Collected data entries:
>> Begin

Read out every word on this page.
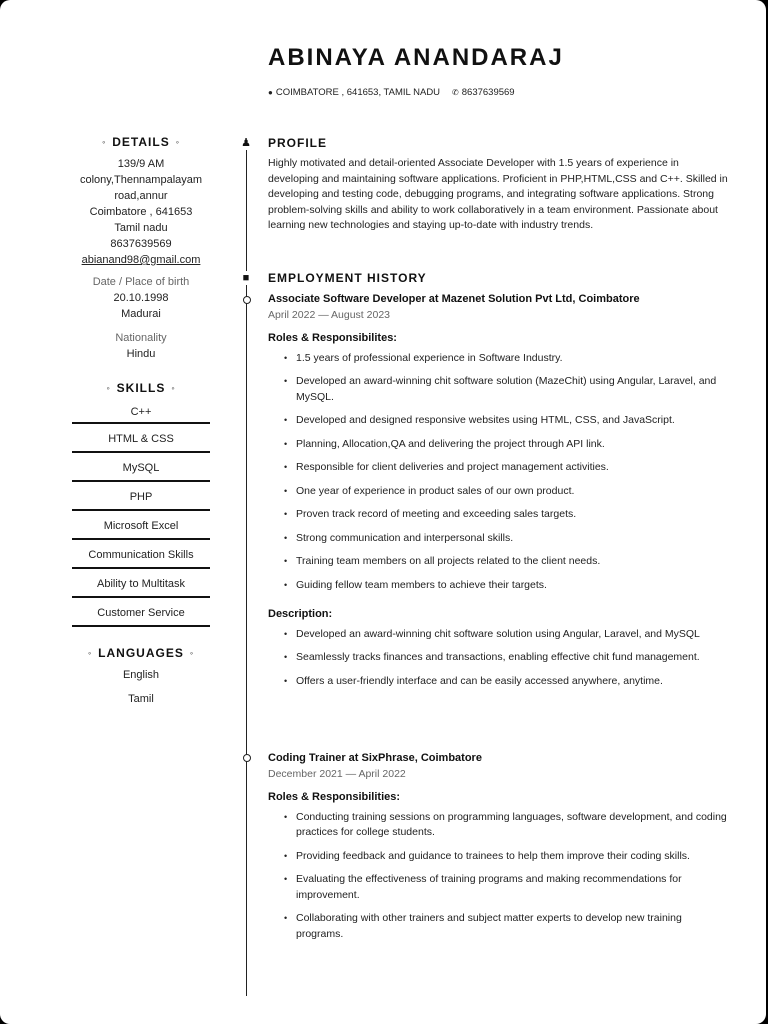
ABINAYA ANANDARAJ
● COIMBATORE , 641653, TAMIL NADU ✆ 8637639569
◦ DETAILS ◦
139/9 AM
colony,Thennampalayam
road,annur
Coimbatore , 641653
Tamil nadu
8637639569
abianand98@gmail.com
Date / Place of birth
20.10.1998
Madurai
Nationality
Hindu
◦ SKILLS ◦
C++
HTML & CSS
MySQL
PHP
Microsoft Excel
Communication Skills
Ability to Multitask
Customer Service
◦ LANGUAGES ◦
English
Tamil
♟
■
PROFILE
Highly motivated and detail-oriented Associate Developer with 1.5 years of experience in developing and maintaining software applications. Proficient in PHP,HTML,CSS and C++. Skilled in developing and testing code, debugging programs, and integrating software applications. Strong problem-solving skills and ability to work collaboratively in a team environment. Passionate about learning new technologies and staying up-to-date with industry trends.
EMPLOYMENT HISTORY
Associate Software Developer at Mazenet Solution Pvt Ltd, Coimbatore
April 2022 — August 2023
Roles & Responsibilites:
• 1.5 years of professional experience in Software Industry.
• Developed an award-winning chit software solution (MazeChit) using Angular, Laravel, and MySQL.
• Developed and designed responsive websites using HTML, CSS, and JavaScript.
• Planning, Allocation,QA and delivering the project through API link.
• Responsible for client deliveries and project management activities.
• One year of experience in product sales of our own product.
• Proven track record of meeting and exceeding sales targets.
• Strong communication and interpersonal skills.
• Training team members on all projects related to the client needs.
• Guiding fellow team members to achieve their targets.
Description:
• Developed an award-winning chit software solution using Angular, Laravel, and MySQL
• Seamlessly tracks finances and transactions, enabling effective chit fund management.
• Offers a user-friendly interface and can be easily accessed anywhere, anytime.
Coding Trainer at SixPhrase, Coimbatore
December 2021 — April 2022
Roles & Responsibilities:
• Conducting training sessions on programming languages, software development, and coding practices for college students.
• Providing feedback and guidance to trainees to help them improve their coding skills.
• Evaluating the effectiveness of training programs and making recommendations for improvement.
• Collaborating with other trainers and subject matter experts to develop new training programs.
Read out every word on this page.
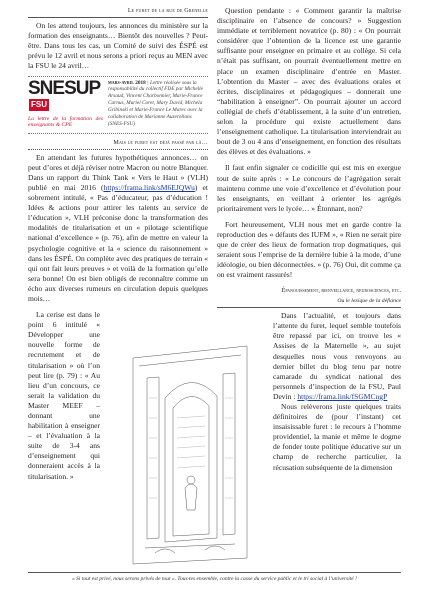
Le furet de la rue de Grenelle

On les attend toujours, les annonces du ministère sur la formation des enseignants… Bientôt des nouvelles ? Peut-être. Dans tous les cas, un Comité de suivi des ÉSPÉ est prévu le 12 avril et nous serons a priori reçus au MEN avec la FSU le 24 avril…

SNESUPFSU
La lettre de la formation des enseignants & CPE
mars-avril 2018 | Lettre réalisée sous la responsabilité du collectif FDE par Michelle Arsaud, Vincent Charbonnier, Marie-France Carnus, Muriel Coret, Mary David, Michela Gribinski et Marie-France Le Marec avec la collaboration de Marianne Auzerollans (SNES-FSU)
Mais le furet est déjà passé par là…

En attendant les futures hypothétiques annonces… on peut d’ores et déjà réviser notre Macron ou notre Blanquer. Dans un rapport du Think Tank « Vers le Haut » (VLH) publié en mai 2016 (https://frama.link/sM6EJQWu) et sobrement intitulé, « Pas d’éducateur, pas d’éducation ! Idées & actions pour attirer les talents au service de l’éducation », VLH préconise donc la transformation des modalités de titularisation et un « pilotage scientifique national d’excellence » (p. 76), afin de mettre en valeur la psychologie cognitive et la « science du raisonnement » dans les ÉSPÉ. On complète avec des pratiques de terrain « qui ont fait leurs preuves » et voilà de la formation qu’elle sera bonne! On est bien obligés de reconnaître comme un écho aux diverses rumeurs en circulation depuis quelques mois…

La cerise est dans le point 6 intitulé « Développer une nouvelle forme de recrutement et de titularisation » où l’on peut lire (p. 79) : « Au lieu d’un concours, ce serait la validation du Master MEEF – donnant une habilitation à enseigner – et l’évaluation à la suite de 3-4 ans d’enseignement qui donneraient accès à la titularisation. »

Question pendante : « Comment garantir la maîtrise disciplinaire en l’absence de concours? » Suggestion immédiate et terriblement novatrice (p. 80) : « On pourrait considérer que l’obtention de la licence est une garantie suffisante pour enseigner en primaire et au collège. Si cela n’était pas suffisant, on pourrait éventuellement mettre en place un examen disciplinaire d’entrée en Master. L’obtention du Master – avec des évaluations orales et écrites, disciplinaires et pédagogiques – donnerait une “habilitation à enseigner”. On pourrait ajouter un accord collégial de chefs d’établissement, à la suite d’un entretien, selon la procédure qui existe actuellement dans l’enseignement catholique. La titularisation interviendrait au bout de 3 ou 4 ans d’enseignement, en fonction des résultats des élèves et des évaluations. »

Il faut enfin signaler ce codicille qui est mis en exergue tout de suite après : « Le concours de l’agrégation serait maintenu comme une voie d’excellence et d’évolution pour les enseignants, en veillant à orienter les agrégés prioritairement vers le lycée… » Étonnant, non?

Fort heureusement, VLH nous met en garde contre la reproduction des « défauts des IUFM », « Rien ne serait pire que de créer des lieux de formation trop dogmatiques, qui seraient sous l’emprise de la dernière lubie à la mode, d’une idéologie, ou bien déconnectées. » (p. 76) Oui, dit comme ça on est vraiment rassurés!

Épanouissement, bienveillance, neurosciences, etc.
Ou le lexique de la défiance

Dans l’actualité, et toujours dans l’attente du furet, lequel semble toutefois être repassé par ici, on trouve les « Assises de la Maternelle », au sujet desquelles nous vous renvoyons au dernier billet du blog tenu par notre camarade du syndicat national des personnels d’inspection de la FSU, Paul Devin : https://frama.link/fSGMCugP

Nous relèverons juste quelques traits définitoires de (pour l’instant) cet insaisissable furet : le recours à l’homme providentiel, la manie et même le dogme de fonder toute politique éducative sur un champ de recherche particulier, la récusation subséquente de la dimension

« Si tout est privé, nous serons privés de tout ». Tous·tes ensemble, contre la casse du service public et le tri social à l’université !
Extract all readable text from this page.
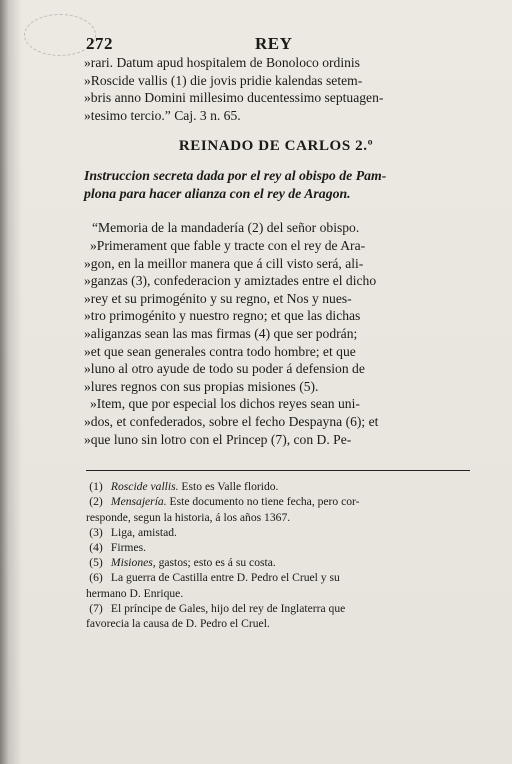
272	REY
»rari. Datum apud hospitalem de Bonoloco ordinis
»Roscide vallis (1) die jovis pridie kalendas setem-
»bris anno Domini millesimo ducentessimo septuagen-
»tesimo tercio.” Caj. 3 n. 65.
REINADO DE CARLOS 2.º
Instruccion secreta dada por el rey al obispo de Pam-
plona para hacer alianza con el rey de Aragon.
“Memoria de la mandadería (2) del señor obispo.
»Primerament que fable y tracte con el rey de Ara-
»gon, en la meillor manera que á cill visto será, ali-
»ganzas (3), confederacion y amiztades entre el dicho
»rey et su primogénito y su regno, et Nos y nues-
»tro primogénito y nuestro regno; et que las dichas
»aliganzas sean las mas firmas (4) que ser podrán;
»et que sean generales contra todo hombre; et que
»luno al otro ayude de todo su poder á defension de
»lures regnos con sus propias misiones (5).
»Item, que por especial los dichos reyes sean uni-
»dos, et confederados, sobre el fecho Despayna (6); et
»que luno sin lotro con el Princep (7), con D. Pe-
(1) Roscide vallis. Esto es Valle florido.
(2) Mensajería. Este documento no tiene fecha, pero cor-
responde, segun la historia, á los años 1367.
(3) Liga, amistad.
(4) Firmes.
(5) Misiones, gastos; esto es á su costa.
(6) La guerra de Castilla entre D. Pedro el Cruel y su
hermano D. Enrique.
(7) El príncipe de Gales, hijo del rey de Inglaterra que
favorecia la causa de D. Pedro el Cruel.
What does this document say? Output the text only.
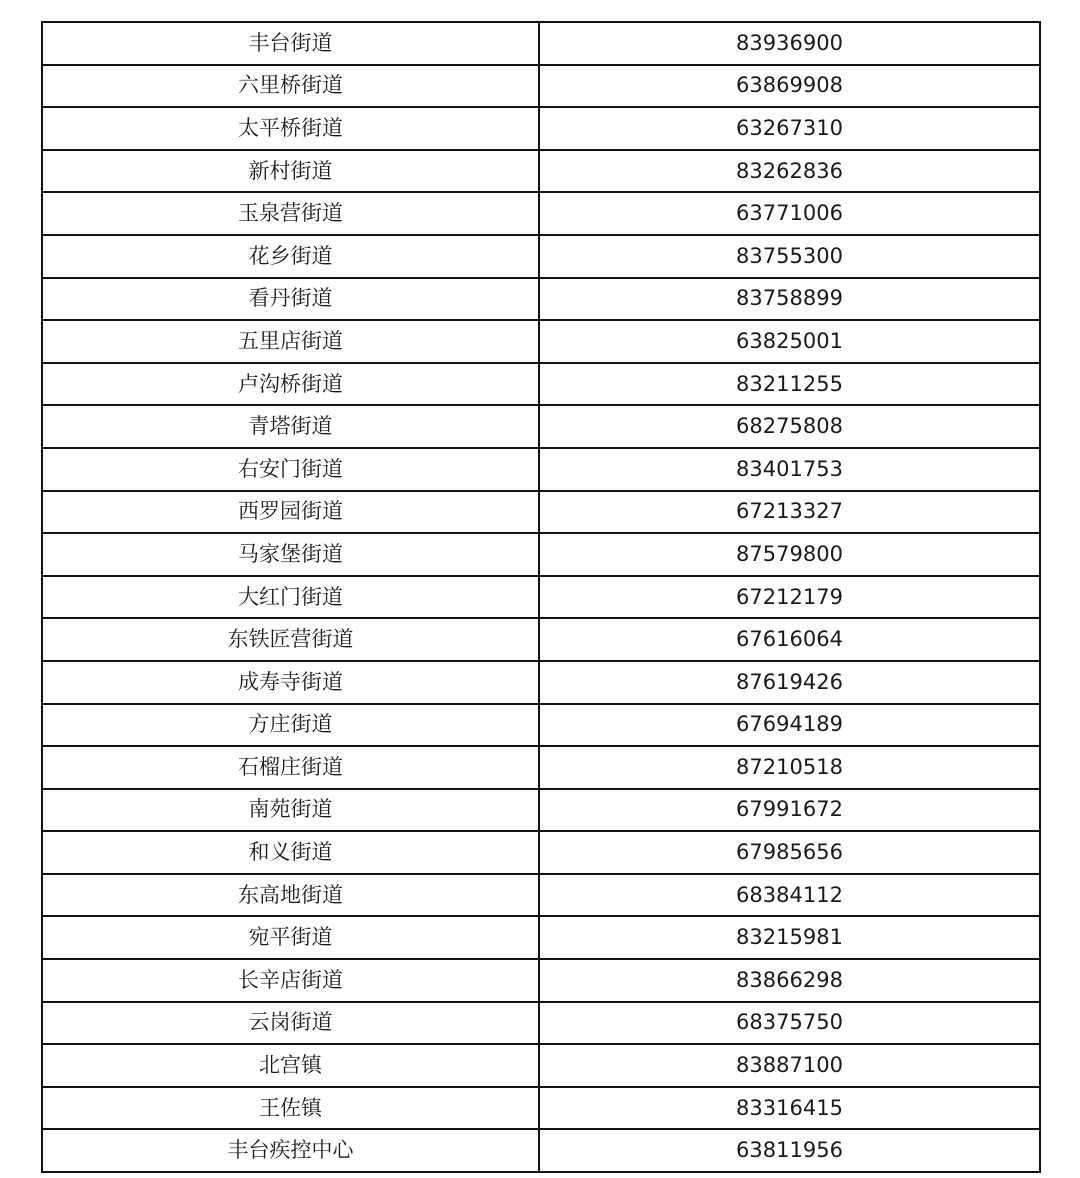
丰台街道	83936900
六里桥街道	63869908
太平桥街道	63267310
新村街道	83262836
玉泉营街道	63771006
花乡街道	83755300
看丹街道	83758899
五里店街道	63825001
卢沟桥街道	83211255
青塔街道	68275808
右安门街道	83401753
西罗园街道	67213327
马家堡街道	87579800
大红门街道	67212179
东铁匠营街道	67616064
成寿寺街道	87619426
方庄街道	67694189
石榴庄街道	87210518
南苑街道	67991672
和义街道	67985656
东高地街道	68384112
宛平街道	83215981
长辛店街道	83866298
云岗街道	68375750
北宫镇	83887100
王佐镇	83316415
丰台疾控中心	63811956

>> End

GOAL: Every line that holds the word "Roscide" should be extracted.

COMPLETE OUTPUT:
»Roscide vallis (1) die jovis pridie kalendas setem-
(1) Roscide vallis. Esto es Valle florido.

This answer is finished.